- EXERCISE REQUIREMENTS -
Check the listing below for lines with the word "text" and say how many there are, with nothing but the number.

- GIVEN RECORDS -
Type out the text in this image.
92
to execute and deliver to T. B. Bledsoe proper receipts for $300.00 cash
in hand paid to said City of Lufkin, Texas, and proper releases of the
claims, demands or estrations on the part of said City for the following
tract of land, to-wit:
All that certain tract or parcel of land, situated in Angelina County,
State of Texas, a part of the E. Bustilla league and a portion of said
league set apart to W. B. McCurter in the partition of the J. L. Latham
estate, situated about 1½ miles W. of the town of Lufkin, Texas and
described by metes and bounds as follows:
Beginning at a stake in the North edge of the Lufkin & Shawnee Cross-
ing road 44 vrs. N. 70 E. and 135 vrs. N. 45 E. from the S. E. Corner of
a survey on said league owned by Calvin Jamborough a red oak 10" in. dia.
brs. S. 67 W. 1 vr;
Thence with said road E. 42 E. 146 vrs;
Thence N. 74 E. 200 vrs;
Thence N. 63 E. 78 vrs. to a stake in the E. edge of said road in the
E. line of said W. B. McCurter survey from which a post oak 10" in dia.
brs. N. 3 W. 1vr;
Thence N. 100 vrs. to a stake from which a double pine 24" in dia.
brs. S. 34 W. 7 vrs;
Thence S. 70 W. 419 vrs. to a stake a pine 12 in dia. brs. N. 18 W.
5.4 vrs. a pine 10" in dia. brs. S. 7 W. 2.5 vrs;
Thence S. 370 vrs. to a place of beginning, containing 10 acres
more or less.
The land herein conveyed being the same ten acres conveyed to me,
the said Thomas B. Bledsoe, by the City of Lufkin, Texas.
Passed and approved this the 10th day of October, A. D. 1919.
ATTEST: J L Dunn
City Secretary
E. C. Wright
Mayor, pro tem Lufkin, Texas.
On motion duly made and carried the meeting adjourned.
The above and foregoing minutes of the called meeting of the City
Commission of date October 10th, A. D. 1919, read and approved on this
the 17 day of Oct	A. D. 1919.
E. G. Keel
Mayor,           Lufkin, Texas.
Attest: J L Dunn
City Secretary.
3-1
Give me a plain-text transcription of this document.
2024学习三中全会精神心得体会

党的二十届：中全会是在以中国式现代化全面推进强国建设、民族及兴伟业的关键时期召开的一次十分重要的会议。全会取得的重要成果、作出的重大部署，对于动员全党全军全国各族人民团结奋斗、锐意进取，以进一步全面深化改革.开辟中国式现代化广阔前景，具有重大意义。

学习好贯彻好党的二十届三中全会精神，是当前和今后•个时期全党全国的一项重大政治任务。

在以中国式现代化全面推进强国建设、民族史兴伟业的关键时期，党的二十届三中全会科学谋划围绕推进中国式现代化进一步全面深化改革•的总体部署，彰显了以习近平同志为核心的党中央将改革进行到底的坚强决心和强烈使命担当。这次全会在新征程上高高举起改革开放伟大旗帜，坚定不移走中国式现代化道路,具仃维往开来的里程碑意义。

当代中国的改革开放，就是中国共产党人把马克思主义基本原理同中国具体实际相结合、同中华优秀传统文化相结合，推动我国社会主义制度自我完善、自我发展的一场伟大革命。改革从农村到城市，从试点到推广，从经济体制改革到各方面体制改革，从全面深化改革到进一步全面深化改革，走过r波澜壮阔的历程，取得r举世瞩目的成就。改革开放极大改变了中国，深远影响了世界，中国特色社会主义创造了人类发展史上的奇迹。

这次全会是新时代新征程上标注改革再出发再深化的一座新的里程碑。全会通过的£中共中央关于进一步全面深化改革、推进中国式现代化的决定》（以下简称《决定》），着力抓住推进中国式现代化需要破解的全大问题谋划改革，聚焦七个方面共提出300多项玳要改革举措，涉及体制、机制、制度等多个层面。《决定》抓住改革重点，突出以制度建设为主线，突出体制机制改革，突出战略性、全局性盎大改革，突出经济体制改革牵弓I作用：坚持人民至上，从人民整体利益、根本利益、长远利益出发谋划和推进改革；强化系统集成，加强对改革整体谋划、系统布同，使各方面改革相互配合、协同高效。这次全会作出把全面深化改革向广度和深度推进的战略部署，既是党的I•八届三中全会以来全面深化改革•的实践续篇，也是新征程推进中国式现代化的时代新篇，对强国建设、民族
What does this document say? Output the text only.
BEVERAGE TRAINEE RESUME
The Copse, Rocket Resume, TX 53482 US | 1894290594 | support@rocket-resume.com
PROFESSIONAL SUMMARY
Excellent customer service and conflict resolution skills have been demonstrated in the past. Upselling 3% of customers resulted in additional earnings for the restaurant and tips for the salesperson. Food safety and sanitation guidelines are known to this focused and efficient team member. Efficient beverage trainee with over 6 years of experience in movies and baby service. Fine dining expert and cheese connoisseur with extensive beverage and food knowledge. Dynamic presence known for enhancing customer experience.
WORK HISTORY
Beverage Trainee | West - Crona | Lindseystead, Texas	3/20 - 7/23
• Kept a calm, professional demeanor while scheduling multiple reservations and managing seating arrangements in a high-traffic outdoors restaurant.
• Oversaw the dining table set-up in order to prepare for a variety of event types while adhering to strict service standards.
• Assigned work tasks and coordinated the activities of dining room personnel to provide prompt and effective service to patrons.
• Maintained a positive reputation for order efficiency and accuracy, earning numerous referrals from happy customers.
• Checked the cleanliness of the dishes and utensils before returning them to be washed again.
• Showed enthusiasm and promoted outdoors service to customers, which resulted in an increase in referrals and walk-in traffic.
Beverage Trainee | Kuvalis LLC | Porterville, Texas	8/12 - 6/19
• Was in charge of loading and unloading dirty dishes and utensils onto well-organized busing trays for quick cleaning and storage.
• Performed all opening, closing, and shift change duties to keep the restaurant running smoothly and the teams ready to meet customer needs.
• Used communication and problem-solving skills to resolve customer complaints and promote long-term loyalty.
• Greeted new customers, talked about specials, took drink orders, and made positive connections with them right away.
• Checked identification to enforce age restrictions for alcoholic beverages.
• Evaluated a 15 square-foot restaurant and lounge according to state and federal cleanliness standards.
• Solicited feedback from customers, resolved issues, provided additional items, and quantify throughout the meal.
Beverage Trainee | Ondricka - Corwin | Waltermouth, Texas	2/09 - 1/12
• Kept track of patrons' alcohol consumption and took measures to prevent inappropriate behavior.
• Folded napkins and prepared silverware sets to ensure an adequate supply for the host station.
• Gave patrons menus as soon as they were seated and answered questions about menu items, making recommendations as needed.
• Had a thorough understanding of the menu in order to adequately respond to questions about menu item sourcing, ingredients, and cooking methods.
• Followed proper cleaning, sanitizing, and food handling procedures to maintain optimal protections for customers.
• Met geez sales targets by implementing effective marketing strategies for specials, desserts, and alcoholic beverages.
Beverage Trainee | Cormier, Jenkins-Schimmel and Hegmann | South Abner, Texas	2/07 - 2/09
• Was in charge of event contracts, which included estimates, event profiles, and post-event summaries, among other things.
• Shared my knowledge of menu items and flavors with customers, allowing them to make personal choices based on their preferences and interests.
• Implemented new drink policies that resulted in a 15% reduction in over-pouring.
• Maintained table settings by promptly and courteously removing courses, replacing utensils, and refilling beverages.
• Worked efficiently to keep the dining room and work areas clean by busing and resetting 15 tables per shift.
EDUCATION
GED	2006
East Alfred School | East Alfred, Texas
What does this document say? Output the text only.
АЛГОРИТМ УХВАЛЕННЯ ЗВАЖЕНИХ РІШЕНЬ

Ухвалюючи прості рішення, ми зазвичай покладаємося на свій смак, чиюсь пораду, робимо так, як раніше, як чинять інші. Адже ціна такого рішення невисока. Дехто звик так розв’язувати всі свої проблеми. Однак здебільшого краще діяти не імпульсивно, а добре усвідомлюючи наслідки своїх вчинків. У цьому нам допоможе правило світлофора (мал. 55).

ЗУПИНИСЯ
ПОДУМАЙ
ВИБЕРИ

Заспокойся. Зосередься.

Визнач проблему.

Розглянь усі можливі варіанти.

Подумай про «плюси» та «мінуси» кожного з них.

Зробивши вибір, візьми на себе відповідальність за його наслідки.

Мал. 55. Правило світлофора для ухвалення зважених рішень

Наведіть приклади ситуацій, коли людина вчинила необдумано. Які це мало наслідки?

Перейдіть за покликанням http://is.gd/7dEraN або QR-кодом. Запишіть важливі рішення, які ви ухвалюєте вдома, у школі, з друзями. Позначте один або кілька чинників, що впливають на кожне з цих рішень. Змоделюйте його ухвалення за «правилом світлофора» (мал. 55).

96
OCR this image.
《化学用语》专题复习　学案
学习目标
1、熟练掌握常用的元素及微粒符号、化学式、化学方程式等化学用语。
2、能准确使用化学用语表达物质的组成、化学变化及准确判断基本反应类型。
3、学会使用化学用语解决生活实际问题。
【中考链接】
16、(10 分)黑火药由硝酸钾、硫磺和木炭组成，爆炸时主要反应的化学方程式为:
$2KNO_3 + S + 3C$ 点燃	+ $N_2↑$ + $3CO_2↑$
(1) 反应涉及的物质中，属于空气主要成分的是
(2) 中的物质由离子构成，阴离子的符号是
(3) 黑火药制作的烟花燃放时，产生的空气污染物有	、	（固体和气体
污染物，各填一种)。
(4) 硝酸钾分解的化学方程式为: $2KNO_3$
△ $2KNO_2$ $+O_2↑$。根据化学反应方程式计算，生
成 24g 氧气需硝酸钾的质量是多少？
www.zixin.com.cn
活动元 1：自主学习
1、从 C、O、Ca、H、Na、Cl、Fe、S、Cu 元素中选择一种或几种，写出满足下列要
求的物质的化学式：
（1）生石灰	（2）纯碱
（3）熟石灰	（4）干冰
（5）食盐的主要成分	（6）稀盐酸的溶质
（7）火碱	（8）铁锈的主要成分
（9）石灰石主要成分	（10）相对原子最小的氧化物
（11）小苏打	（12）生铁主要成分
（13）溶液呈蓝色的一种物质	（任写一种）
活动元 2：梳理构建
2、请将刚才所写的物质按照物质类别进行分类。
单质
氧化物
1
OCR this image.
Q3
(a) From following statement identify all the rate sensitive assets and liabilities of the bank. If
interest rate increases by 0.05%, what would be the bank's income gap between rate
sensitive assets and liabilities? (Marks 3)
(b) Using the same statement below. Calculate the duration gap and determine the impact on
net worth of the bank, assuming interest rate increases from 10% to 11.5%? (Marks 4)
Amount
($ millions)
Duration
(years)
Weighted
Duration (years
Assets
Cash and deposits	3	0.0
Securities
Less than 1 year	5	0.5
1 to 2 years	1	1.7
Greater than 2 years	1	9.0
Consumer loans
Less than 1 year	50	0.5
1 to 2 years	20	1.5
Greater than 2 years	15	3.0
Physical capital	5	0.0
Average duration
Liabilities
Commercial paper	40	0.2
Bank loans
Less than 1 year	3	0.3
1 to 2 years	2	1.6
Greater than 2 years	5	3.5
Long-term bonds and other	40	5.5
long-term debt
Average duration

- SOLUTION TO THE EXERCISE -
4